**** Extracted data

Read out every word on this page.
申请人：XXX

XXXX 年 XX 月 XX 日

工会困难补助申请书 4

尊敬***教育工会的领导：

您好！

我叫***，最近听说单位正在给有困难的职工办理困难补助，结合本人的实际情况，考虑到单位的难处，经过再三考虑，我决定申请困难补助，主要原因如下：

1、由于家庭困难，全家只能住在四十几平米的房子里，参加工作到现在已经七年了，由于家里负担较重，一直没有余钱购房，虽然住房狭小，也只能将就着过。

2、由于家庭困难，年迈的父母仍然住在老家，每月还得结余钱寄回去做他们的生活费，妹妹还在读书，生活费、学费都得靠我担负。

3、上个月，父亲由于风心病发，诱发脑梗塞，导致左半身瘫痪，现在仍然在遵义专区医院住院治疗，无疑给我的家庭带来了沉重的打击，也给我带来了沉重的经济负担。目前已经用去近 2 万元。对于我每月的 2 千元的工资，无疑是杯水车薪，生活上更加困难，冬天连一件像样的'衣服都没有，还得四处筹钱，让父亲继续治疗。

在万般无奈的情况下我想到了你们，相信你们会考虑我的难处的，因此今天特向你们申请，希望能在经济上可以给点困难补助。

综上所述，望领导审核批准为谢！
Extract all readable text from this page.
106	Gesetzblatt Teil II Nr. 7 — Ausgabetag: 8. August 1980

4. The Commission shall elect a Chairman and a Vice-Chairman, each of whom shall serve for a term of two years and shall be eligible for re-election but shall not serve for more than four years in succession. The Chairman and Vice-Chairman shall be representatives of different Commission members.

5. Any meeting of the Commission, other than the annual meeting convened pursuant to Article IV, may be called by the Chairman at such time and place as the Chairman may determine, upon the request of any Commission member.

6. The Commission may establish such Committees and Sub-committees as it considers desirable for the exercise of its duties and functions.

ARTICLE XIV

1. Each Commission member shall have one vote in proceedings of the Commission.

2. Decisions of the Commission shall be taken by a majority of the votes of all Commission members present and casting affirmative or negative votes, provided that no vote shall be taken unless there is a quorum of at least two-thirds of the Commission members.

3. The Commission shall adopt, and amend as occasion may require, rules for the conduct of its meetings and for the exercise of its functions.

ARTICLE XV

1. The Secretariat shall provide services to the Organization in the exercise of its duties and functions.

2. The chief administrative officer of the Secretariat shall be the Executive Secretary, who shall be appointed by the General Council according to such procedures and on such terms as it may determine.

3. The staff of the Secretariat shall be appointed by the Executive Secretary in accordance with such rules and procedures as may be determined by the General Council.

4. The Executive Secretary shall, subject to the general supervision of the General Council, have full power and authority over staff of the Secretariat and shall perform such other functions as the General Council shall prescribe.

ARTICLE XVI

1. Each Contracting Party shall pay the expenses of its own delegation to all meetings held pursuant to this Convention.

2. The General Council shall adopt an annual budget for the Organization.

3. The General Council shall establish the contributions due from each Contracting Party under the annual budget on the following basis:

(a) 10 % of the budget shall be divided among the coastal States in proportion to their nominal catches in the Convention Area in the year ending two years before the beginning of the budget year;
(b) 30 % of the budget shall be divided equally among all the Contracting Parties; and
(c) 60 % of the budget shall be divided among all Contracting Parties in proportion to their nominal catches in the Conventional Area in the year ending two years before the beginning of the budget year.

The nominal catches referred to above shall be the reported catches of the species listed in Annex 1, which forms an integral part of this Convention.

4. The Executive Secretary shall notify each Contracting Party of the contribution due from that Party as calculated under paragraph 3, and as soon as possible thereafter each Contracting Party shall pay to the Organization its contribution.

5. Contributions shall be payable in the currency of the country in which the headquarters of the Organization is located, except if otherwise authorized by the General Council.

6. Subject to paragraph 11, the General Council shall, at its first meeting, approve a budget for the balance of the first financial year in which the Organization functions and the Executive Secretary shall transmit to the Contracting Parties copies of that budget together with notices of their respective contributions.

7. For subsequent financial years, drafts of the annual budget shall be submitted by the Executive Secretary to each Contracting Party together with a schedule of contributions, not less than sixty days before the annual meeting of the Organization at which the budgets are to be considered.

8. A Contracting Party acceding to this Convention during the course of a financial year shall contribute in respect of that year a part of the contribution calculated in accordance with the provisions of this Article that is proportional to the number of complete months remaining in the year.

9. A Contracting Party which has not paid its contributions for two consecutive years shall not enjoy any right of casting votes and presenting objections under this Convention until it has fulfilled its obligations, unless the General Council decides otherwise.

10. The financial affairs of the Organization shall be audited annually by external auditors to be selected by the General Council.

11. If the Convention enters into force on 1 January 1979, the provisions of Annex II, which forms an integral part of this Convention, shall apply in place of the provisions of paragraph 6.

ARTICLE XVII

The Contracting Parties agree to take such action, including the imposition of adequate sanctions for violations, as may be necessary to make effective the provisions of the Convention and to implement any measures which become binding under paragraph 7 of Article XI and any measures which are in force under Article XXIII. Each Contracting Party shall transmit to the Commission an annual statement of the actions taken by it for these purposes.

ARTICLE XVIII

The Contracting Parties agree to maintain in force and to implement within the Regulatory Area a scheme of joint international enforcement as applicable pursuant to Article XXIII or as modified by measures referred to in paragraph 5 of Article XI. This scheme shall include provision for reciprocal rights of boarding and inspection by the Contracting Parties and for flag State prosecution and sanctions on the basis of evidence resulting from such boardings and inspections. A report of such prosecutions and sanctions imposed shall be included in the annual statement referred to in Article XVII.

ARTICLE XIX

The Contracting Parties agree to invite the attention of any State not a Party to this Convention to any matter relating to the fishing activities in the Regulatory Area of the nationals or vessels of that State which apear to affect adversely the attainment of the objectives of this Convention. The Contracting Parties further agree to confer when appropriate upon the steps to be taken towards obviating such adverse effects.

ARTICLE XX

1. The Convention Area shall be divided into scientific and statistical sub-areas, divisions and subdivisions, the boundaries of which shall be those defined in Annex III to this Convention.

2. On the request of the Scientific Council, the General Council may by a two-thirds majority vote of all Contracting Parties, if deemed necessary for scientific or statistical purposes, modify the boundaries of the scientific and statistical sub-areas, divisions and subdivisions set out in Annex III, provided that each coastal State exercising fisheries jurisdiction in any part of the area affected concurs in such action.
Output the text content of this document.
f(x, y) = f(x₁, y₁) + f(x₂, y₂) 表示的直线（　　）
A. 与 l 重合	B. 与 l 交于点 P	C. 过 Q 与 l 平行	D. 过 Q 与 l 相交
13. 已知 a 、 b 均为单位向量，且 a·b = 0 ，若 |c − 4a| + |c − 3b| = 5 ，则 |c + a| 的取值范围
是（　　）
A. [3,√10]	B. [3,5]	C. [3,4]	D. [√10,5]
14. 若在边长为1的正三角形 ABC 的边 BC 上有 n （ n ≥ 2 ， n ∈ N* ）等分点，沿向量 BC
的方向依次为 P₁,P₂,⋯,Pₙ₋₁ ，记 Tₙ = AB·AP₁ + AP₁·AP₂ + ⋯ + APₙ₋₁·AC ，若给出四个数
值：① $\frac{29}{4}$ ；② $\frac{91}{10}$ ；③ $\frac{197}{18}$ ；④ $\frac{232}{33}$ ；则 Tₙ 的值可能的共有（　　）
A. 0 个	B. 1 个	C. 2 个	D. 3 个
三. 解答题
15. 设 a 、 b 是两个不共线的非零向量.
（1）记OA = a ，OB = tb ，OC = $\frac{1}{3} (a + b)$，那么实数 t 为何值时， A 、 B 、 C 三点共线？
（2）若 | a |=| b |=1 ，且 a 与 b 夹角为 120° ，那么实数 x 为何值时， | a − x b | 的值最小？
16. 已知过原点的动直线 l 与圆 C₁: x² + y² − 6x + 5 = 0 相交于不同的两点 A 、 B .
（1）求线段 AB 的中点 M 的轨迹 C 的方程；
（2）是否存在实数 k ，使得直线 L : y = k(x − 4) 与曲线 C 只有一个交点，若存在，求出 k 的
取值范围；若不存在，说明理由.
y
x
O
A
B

********

== Problem to work on ==
Reproduce each line of the material containing the word "coastal".

== Exercise result ==
(a) 10 % of the budget shall be divided among the coastal States in proportion to their nominal catches in the Convention Area in the year ending two years before the beginning of the budget year;
2. On the request of the Scientific Council, the General Council may by a two-thirds majority vote of all Contracting Parties, if deemed necessary for scientific or statistical purposes, modify the boundaries of the scientific and statistical sub-areas, divisions and subdivisions set out in Annex III, provided that each coastal State exercising fisheries jurisdiction in any part of the area affected concurs in such action.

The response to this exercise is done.